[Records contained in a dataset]

━━━

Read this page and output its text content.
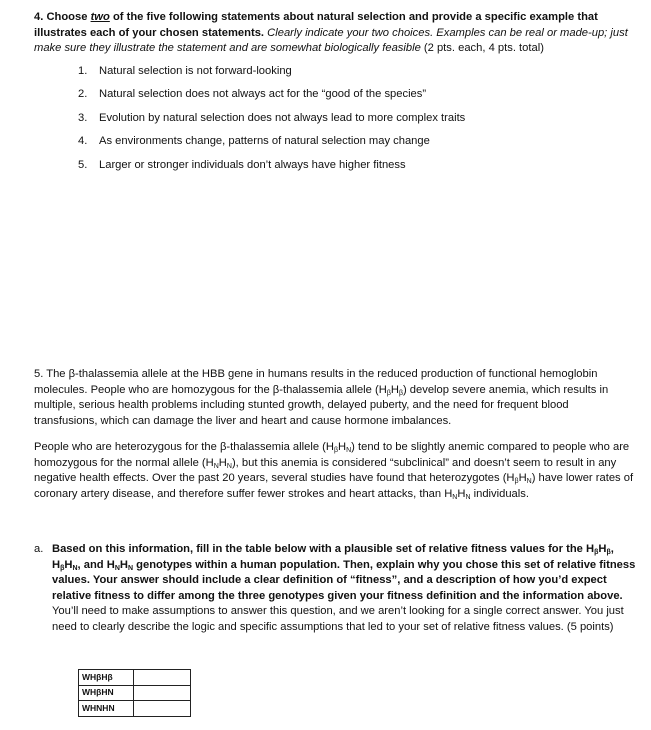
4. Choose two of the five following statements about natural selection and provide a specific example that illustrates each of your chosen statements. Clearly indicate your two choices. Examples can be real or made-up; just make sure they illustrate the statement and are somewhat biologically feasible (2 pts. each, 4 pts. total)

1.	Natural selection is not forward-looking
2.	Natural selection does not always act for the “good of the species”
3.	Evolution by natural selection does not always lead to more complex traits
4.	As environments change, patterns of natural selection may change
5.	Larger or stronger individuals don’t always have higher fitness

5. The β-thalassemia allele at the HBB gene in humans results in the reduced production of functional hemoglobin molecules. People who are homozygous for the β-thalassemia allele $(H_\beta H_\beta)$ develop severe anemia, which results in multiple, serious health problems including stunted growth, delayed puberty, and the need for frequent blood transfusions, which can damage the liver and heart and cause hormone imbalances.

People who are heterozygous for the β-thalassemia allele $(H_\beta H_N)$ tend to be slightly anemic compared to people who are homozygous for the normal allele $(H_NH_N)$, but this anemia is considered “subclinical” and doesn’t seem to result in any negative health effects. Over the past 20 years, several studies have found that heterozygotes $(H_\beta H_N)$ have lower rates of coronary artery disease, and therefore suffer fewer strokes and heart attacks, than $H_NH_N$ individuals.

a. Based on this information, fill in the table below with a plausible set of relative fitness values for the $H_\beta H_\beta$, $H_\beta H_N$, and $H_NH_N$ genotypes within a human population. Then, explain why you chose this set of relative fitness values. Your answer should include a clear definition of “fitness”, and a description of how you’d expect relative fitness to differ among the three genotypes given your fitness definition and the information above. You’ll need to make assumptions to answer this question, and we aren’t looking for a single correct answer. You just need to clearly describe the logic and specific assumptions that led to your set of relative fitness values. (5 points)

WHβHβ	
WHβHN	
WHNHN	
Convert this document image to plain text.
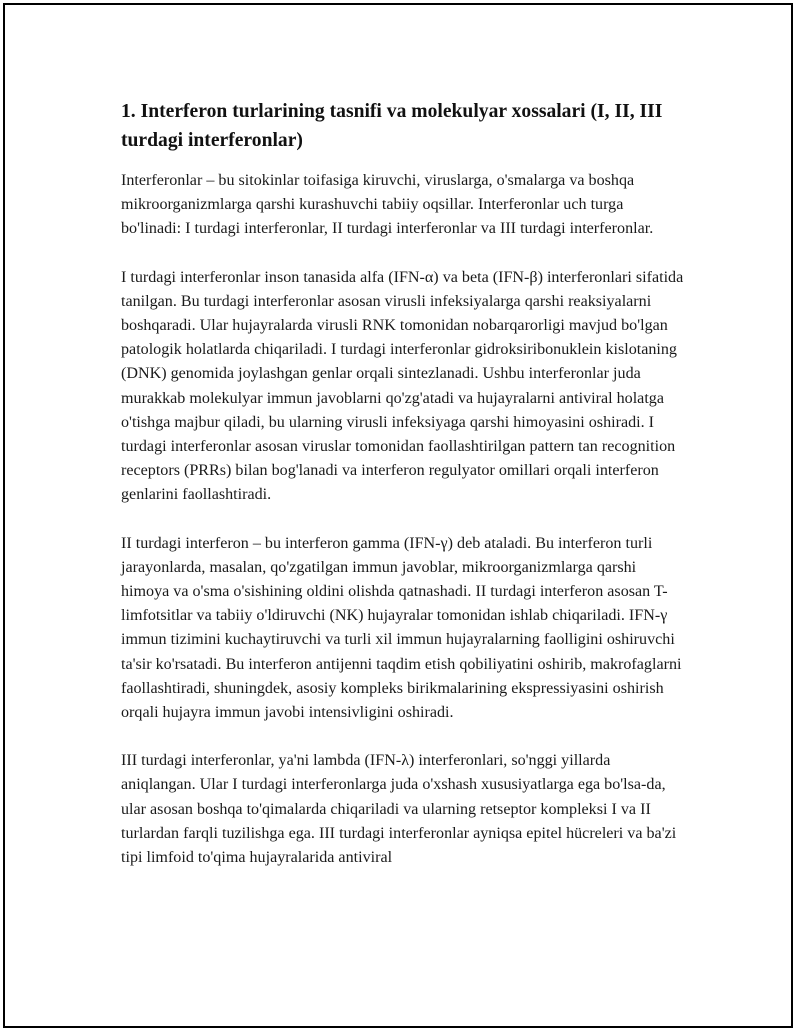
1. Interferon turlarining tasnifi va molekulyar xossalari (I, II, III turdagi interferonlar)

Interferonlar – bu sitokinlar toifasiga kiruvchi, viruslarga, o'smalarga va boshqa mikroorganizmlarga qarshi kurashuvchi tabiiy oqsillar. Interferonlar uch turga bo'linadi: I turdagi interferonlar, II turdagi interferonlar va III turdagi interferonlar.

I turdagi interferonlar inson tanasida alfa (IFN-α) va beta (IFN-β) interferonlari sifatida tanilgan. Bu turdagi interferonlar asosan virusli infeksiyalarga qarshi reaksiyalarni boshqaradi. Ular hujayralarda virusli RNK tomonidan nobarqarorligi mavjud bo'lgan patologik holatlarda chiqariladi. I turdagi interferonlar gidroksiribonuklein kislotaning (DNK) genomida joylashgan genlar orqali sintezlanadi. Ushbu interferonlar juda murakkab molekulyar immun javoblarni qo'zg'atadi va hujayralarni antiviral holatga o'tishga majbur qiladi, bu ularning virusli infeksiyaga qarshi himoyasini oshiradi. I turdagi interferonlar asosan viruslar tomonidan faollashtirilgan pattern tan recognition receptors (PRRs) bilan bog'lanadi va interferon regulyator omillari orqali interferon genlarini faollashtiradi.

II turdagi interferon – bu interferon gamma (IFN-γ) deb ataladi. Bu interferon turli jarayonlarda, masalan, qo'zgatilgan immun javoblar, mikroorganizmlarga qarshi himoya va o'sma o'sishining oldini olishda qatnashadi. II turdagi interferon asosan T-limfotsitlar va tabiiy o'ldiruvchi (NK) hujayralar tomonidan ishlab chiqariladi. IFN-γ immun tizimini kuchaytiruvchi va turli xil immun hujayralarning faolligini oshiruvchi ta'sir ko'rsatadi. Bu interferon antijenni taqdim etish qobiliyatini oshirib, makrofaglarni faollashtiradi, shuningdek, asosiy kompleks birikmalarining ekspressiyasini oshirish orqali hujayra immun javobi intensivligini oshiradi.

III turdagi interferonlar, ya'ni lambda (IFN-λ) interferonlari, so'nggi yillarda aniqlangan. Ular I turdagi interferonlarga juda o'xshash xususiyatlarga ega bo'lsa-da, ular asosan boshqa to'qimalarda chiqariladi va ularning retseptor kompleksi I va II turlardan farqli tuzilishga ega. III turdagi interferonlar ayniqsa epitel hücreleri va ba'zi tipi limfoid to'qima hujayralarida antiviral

━━━

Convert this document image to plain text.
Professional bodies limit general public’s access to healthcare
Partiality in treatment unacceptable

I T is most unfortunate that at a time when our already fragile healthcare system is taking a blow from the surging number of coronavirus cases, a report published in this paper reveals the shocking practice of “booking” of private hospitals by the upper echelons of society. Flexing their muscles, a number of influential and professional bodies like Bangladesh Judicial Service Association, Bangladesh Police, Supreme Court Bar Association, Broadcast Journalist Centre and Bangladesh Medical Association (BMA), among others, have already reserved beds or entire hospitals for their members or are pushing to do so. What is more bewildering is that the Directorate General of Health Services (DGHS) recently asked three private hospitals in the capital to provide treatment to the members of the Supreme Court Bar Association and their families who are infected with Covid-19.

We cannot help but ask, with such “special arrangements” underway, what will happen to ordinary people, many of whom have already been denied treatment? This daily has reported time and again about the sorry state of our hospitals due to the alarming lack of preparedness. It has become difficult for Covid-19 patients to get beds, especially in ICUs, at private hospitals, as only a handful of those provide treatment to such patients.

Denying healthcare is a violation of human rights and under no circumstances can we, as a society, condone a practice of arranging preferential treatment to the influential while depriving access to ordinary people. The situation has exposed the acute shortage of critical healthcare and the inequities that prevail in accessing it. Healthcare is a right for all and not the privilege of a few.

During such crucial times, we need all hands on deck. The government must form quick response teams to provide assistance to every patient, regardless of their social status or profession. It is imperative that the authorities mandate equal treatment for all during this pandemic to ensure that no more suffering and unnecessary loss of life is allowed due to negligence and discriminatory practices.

━━━

* _ACTIVITY_:
Within the entries above, find each line where "access" appears; copy every one.

* _YOUR RESPONSE_:
Professional bodies limit general public’s access to healthcare
Denying healthcare is a violation of human rights and under no circumstances can we, as a society, condone a practice of arranging preferential treatment to the influential while depriving access to ordinary people. The situation has exposed the acute shortage of critical healthcare and the inequities that prevail in accessing it. Healthcare is a right for all and not the privilege of a few.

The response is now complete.